--- MATERIAL PROVIDED ---
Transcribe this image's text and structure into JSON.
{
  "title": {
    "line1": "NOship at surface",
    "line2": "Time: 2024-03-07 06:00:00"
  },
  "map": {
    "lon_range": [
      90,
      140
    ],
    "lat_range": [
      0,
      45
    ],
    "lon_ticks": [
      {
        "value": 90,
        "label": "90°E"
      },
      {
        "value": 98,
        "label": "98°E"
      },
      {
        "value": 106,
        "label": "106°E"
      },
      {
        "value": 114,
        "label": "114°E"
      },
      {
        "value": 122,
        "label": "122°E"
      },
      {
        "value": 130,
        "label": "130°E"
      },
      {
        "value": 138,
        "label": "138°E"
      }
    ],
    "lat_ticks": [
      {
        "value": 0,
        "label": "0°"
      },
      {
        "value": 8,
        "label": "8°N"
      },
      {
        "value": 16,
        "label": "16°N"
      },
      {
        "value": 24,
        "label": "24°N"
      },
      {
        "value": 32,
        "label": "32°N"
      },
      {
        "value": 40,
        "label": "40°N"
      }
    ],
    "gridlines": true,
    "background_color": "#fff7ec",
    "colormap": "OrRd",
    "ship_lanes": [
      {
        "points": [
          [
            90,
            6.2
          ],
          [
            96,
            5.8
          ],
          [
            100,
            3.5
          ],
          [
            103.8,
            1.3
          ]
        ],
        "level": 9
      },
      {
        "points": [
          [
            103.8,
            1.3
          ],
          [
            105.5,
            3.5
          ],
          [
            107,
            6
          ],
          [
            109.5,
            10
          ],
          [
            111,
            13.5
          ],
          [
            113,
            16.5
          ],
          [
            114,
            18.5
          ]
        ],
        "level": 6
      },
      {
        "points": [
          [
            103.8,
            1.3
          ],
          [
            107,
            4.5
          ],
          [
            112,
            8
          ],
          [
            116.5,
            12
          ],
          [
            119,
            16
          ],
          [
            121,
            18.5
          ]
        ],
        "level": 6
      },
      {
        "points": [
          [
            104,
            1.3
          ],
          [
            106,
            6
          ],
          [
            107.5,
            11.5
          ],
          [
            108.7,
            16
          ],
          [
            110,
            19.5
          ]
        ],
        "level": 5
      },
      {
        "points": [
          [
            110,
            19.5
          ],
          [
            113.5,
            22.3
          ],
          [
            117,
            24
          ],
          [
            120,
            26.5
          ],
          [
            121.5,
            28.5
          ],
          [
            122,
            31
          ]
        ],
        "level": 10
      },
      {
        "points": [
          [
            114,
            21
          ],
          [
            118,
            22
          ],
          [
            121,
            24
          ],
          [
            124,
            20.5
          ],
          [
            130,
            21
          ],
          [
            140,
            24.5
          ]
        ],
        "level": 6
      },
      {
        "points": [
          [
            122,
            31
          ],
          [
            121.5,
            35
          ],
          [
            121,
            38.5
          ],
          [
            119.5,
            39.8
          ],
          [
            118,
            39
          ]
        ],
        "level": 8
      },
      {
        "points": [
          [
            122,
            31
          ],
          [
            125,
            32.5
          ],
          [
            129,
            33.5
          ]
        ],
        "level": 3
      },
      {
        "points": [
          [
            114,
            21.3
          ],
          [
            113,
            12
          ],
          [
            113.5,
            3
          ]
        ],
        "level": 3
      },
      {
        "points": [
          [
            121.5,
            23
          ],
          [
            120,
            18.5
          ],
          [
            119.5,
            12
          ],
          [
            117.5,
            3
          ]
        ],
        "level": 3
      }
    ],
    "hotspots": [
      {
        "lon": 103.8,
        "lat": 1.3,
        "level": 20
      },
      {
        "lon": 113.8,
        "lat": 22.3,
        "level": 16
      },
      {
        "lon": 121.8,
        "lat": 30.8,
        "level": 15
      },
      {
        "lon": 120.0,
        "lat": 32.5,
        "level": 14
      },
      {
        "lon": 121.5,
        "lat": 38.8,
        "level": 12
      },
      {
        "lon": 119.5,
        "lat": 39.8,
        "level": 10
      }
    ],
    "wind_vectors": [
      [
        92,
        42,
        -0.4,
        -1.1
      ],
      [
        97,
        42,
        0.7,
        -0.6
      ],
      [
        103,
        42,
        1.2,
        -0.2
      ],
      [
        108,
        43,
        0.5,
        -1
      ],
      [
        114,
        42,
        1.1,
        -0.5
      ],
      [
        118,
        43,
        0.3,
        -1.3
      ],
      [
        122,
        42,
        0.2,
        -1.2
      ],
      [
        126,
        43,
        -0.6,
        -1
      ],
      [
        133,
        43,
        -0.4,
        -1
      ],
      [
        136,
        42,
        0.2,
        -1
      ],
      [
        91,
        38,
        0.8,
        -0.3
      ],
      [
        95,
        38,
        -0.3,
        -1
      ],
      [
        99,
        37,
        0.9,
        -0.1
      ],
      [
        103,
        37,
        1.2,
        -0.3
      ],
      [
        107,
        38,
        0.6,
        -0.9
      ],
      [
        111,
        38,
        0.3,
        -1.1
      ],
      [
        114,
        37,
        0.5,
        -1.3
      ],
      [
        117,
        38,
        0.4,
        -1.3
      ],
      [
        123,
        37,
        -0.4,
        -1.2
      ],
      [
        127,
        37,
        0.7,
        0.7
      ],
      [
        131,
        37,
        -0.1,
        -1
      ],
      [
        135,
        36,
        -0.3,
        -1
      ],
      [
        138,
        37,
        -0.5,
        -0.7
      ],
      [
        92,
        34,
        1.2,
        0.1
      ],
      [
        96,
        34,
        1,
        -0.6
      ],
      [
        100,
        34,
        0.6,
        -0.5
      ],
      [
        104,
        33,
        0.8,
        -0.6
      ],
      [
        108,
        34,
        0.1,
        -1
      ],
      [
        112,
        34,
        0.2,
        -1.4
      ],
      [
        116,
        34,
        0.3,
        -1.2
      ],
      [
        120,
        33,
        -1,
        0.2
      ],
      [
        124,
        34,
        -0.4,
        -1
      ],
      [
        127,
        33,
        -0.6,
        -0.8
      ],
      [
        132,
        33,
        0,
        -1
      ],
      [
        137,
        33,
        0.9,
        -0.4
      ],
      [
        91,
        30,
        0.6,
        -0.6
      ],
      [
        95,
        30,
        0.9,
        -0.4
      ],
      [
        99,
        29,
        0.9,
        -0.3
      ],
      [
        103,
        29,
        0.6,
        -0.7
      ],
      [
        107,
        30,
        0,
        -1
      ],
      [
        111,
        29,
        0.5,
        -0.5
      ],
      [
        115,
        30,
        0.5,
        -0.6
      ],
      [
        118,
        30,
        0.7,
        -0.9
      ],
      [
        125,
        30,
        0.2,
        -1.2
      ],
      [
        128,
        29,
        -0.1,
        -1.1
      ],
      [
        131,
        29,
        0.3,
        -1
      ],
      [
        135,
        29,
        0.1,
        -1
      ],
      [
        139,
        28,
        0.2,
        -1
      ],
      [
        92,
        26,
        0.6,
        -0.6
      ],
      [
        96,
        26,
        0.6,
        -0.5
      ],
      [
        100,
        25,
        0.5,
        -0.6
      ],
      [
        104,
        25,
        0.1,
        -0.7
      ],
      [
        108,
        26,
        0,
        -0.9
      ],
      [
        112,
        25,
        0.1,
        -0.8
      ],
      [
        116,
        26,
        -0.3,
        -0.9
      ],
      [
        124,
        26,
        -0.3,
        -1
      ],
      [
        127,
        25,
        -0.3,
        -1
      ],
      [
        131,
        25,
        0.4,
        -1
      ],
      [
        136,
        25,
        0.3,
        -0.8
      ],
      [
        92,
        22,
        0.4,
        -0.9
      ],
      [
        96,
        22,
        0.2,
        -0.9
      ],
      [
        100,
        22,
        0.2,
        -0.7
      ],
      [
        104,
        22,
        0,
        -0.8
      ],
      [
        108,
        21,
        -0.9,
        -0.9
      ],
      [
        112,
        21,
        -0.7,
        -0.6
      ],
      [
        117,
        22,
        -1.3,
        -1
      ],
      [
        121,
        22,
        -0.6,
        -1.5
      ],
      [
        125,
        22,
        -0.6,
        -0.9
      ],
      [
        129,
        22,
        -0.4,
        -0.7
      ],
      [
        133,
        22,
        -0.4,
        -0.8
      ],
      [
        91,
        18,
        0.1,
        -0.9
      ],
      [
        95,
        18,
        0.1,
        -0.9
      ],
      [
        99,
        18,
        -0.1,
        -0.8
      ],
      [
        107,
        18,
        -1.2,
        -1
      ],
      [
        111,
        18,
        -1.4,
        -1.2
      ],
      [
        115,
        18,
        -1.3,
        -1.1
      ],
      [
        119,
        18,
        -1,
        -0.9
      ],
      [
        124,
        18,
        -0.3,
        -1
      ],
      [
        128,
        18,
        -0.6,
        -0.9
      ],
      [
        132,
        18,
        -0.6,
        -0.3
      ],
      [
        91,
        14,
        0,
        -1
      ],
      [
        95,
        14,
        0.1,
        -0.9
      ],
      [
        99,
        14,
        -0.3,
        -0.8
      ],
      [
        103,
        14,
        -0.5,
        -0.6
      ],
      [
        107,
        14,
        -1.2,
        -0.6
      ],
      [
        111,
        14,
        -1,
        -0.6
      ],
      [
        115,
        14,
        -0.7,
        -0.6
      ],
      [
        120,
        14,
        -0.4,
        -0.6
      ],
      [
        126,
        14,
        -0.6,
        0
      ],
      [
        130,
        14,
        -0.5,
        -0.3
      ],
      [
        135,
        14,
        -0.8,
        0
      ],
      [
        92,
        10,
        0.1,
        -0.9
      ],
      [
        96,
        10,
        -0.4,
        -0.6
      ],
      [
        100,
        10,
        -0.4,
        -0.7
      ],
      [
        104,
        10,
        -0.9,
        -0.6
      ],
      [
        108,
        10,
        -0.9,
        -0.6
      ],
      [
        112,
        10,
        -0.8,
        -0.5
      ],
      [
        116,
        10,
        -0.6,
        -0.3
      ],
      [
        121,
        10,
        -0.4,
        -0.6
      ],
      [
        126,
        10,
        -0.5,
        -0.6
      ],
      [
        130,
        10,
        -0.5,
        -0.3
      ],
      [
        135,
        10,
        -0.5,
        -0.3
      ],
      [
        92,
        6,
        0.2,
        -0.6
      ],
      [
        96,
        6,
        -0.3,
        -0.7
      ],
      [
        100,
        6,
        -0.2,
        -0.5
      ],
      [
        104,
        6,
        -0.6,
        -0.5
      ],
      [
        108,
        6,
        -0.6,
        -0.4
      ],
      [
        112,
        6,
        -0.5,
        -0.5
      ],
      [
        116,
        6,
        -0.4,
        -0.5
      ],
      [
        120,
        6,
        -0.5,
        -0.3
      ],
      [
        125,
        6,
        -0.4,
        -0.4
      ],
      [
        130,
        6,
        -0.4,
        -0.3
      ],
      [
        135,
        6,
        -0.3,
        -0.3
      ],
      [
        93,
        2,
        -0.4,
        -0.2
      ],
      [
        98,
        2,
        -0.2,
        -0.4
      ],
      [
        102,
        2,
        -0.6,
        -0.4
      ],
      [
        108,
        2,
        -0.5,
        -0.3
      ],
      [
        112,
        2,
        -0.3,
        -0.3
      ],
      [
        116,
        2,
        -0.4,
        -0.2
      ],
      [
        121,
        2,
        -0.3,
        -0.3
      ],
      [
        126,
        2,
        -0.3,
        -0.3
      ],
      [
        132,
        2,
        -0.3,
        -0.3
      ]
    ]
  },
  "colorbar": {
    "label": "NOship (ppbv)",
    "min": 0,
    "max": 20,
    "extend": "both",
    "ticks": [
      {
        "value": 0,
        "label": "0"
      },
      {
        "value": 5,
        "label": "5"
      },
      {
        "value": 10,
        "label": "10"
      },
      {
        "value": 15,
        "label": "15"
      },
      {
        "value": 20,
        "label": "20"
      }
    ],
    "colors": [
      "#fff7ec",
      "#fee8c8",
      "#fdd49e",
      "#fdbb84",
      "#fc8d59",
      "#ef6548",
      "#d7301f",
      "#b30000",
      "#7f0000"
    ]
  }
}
---
• _TASK DETAILS_
Only the number is required: the count of lines containing the word "NOship".

• _EXERCISE RESULT_
2